**Records supplied:**
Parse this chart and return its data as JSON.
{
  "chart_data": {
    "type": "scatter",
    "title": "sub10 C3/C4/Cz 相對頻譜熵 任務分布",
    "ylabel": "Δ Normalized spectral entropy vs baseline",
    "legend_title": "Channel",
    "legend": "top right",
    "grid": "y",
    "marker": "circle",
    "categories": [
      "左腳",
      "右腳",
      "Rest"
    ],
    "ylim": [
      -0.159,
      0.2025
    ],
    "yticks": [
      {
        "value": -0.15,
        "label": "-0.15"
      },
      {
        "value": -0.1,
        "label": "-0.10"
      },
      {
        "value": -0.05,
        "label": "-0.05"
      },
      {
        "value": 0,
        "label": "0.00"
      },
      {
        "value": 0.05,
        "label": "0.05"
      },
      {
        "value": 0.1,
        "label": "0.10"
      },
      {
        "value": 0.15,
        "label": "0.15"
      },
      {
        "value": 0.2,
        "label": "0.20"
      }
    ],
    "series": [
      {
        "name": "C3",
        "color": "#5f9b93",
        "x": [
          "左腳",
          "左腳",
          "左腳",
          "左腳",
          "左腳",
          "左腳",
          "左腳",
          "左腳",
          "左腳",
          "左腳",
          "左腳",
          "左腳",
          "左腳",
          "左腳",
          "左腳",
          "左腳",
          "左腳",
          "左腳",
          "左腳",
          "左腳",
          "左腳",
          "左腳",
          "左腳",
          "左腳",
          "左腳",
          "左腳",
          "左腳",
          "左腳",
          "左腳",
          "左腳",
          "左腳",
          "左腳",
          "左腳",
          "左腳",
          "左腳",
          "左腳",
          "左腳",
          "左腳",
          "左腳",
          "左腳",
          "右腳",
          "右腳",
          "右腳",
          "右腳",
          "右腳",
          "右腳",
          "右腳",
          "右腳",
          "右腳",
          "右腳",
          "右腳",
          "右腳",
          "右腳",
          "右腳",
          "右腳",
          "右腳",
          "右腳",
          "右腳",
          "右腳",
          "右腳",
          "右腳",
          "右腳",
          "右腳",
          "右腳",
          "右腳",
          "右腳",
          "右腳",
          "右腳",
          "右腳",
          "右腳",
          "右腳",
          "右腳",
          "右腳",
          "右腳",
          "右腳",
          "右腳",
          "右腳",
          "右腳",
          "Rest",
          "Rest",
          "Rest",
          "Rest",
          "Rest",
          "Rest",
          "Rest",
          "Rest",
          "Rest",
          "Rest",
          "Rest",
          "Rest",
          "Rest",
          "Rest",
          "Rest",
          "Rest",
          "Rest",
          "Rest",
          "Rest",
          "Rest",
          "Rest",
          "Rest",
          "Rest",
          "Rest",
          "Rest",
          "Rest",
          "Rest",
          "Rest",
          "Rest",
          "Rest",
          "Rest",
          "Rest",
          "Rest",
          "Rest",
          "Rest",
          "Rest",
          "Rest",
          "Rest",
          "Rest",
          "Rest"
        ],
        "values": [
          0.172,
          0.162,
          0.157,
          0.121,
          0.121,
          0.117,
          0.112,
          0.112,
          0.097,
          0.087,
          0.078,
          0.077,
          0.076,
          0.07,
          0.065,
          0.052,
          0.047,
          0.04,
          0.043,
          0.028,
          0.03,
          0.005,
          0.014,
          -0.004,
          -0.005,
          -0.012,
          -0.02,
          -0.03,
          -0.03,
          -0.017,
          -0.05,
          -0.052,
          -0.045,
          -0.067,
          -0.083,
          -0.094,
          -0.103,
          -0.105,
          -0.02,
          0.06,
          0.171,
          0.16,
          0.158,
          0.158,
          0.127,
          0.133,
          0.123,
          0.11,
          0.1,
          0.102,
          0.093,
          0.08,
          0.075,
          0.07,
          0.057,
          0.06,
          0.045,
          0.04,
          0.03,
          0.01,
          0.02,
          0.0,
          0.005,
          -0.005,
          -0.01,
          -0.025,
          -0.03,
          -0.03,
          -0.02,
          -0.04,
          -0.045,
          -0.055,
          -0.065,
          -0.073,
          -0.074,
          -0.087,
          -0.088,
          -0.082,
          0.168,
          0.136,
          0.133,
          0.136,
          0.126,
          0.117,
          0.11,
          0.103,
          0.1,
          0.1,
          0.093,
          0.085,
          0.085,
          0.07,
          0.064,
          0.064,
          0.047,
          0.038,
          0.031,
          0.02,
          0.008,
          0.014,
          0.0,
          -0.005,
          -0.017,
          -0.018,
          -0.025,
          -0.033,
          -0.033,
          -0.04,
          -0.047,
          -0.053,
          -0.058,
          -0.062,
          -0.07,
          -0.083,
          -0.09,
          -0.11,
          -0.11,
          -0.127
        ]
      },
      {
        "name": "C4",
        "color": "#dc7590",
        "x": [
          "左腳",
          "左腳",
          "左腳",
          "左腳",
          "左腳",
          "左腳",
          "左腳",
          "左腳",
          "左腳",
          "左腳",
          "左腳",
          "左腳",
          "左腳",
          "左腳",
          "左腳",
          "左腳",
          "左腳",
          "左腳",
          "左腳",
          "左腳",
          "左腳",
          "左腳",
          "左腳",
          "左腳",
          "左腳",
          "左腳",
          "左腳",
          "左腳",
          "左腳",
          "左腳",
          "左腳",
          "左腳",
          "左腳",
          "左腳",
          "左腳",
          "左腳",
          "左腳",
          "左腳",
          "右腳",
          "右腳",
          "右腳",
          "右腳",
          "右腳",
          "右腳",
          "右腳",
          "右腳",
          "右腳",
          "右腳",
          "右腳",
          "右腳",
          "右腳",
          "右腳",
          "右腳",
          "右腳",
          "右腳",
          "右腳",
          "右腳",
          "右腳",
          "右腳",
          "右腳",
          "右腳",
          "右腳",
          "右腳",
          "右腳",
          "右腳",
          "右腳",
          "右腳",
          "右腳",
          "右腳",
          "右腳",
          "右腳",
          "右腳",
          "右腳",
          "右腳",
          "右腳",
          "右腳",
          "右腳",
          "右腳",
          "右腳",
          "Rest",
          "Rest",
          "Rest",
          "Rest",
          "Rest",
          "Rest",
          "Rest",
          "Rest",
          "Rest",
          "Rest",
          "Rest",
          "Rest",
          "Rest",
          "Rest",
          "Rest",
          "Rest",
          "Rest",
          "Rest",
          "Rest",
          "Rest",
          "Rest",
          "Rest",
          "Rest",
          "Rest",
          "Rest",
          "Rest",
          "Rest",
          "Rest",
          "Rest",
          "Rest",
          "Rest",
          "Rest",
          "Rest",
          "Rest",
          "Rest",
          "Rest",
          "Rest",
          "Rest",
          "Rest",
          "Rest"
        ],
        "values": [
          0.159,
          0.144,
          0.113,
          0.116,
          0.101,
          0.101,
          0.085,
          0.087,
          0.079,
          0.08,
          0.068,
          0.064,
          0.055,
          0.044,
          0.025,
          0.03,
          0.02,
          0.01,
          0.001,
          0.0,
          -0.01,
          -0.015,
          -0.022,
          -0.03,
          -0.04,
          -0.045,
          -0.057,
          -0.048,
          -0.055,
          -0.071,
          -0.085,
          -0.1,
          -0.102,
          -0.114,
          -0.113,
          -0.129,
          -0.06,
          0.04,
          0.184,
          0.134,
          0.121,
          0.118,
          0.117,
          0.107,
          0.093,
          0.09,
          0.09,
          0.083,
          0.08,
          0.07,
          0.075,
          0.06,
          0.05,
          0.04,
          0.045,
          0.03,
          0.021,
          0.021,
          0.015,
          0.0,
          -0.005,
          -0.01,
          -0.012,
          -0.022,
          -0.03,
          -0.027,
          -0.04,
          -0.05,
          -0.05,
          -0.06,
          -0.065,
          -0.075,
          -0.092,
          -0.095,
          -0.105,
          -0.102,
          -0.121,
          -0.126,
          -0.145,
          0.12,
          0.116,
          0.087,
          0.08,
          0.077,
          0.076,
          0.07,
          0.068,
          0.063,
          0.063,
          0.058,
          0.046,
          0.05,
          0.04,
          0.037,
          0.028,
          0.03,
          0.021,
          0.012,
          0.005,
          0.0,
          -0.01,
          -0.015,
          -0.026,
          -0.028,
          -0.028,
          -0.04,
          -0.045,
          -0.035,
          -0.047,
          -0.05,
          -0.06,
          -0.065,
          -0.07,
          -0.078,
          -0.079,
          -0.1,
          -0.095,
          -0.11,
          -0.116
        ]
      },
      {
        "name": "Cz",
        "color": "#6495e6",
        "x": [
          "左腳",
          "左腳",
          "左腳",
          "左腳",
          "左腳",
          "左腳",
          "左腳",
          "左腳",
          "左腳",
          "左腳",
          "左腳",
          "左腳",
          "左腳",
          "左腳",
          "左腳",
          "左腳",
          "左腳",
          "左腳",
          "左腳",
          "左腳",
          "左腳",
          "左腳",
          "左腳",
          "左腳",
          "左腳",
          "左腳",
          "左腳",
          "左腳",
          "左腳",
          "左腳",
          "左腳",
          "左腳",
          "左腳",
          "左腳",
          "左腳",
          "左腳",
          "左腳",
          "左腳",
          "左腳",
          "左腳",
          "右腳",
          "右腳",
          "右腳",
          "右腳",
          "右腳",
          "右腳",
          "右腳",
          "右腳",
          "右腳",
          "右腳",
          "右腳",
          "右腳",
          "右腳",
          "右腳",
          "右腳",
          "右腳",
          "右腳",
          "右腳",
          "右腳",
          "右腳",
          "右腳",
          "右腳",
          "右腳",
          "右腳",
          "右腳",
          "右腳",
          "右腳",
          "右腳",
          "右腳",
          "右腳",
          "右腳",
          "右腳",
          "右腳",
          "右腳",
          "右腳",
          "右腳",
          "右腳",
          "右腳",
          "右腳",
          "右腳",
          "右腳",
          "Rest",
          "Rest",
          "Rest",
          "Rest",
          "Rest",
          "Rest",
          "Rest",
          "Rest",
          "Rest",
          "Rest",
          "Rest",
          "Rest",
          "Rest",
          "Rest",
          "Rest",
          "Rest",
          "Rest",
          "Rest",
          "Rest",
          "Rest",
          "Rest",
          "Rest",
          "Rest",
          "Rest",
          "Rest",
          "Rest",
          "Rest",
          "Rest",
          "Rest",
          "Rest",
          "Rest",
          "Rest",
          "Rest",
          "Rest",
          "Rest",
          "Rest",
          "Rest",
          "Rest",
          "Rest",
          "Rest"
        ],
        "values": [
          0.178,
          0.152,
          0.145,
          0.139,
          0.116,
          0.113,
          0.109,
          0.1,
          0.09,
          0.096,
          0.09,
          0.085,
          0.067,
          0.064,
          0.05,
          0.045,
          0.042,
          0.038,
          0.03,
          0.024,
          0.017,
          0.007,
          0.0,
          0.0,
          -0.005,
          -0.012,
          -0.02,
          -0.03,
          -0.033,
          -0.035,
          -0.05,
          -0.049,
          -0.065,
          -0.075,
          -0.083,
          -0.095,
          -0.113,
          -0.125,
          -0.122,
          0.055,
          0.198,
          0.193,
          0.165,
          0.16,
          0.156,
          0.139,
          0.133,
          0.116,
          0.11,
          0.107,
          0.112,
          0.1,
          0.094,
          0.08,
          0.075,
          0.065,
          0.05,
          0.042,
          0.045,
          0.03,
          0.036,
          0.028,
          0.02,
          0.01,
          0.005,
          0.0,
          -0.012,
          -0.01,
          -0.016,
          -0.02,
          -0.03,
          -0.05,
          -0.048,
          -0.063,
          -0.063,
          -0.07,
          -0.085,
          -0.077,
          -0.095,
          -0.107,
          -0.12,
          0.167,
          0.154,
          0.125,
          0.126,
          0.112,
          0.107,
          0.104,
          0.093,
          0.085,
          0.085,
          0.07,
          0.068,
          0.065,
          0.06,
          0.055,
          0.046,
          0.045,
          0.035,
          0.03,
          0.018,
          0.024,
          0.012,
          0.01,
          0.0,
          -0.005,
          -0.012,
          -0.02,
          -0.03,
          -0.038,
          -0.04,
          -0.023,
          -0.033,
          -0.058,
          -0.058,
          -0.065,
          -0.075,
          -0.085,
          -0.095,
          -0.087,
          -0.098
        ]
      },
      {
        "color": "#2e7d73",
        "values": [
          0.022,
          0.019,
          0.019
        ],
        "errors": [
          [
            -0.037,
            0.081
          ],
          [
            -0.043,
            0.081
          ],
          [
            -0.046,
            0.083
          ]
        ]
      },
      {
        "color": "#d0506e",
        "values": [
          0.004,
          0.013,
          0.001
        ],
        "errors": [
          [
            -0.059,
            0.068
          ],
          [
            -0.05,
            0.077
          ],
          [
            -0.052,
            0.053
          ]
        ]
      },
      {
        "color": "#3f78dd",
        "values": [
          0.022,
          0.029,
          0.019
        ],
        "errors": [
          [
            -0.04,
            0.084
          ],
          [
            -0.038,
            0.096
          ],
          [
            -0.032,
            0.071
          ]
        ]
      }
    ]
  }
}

**Written task:**
For each line of the entries that includes "color", show that line.

**Expected output:**
        "color": "#5f9b93",
        "color": "#dc7590",
        "color": "#6495e6",
        "color": "#2e7d73",
        "color": "#d0506e",
        "color": "#3f78dd",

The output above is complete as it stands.